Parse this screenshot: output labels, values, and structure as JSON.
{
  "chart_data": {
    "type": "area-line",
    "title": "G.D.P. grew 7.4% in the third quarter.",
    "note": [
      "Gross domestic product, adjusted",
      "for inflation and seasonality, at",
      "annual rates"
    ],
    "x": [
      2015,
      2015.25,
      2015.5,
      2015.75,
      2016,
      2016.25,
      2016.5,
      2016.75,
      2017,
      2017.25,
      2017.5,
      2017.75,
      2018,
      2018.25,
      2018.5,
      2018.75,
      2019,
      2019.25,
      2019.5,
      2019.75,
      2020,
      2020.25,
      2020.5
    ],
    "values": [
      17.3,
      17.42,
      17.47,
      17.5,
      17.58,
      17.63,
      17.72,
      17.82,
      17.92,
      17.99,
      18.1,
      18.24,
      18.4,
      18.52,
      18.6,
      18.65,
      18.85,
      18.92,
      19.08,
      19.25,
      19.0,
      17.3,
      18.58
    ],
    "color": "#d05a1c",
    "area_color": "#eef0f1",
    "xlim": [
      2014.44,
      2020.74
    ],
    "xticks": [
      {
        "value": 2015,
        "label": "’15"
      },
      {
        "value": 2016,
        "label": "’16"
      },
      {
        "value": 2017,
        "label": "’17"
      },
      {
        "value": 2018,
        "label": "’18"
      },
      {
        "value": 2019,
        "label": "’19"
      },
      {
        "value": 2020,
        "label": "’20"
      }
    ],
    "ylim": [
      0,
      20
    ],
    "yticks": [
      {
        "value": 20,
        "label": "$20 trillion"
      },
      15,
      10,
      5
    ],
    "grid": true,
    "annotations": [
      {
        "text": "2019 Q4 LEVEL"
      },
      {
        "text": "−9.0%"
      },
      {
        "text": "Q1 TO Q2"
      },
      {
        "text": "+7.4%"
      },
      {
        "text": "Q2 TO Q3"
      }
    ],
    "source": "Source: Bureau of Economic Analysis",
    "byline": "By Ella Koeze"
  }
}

++++

TASK DIRECTIONS:
Write the whole listing out again. Keep every line exactly as it is.

FINAL RESULT:
Parse this screenshot: output labels, values, and structure as JSON.
{
  "chart_data": {
    "type": "area-line",
    "title": "G.D.P. grew 7.4% in the third quarter.",
    "note": [
      "Gross domestic product, adjusted",
      "for inflation and seasonality, at",
      "annual rates"
    ],
    "x": [
      2015,
      2015.25,
      2015.5,
      2015.75,
      2016,
      2016.25,
      2016.5,
      2016.75,
      2017,
      2017.25,
      2017.5,
      2017.75,
      2018,
      2018.25,
      2018.5,
      2018.75,
      2019,
      2019.25,
      2019.5,
      2019.75,
      2020,
      2020.25,
      2020.5
    ],
    "values": [
      17.3,
      17.42,
      17.47,
      17.5,
      17.58,
      17.63,
      17.72,
      17.82,
      17.92,
      17.99,
      18.1,
      18.24,
      18.4,
      18.52,
      18.6,
      18.65,
      18.85,
      18.92,
      19.08,
      19.25,
      19.0,
      17.3,
      18.58
    ],
    "color": "#d05a1c",
    "area_color": "#eef0f1",
    "xlim": [
      2014.44,
      2020.74
    ],
    "xticks": [
      {
        "value": 2015,
        "label": "’15"
      },
      {
        "value": 2016,
        "label": "’16"
      },
      {
        "value": 2017,
        "label": "’17"
      },
      {
        "value": 2018,
        "label": "’18"
      },
      {
        "value": 2019,
        "label": "’19"
      },
      {
        "value": 2020,
        "label": "’20"
      }
    ],
    "ylim": [
      0,
      20
    ],
    "yticks": [
      {
        "value": 20,
        "label": "$20 trillion"
      },
      15,
      10,
      5
    ],
    "grid": true,
    "annotations": [
      {
        "text": "2019 Q4 LEVEL"
      },
      {
        "text": "−9.0%"
      },
      {
        "text": "Q1 TO Q2"
      },
      {
        "text": "+7.4%"
      },
      {
        "text": "Q2 TO Q3"
      }
    ],
    "source": "Source: Bureau of Economic Analysis",
    "byline": "By Ella Koeze"
  }
}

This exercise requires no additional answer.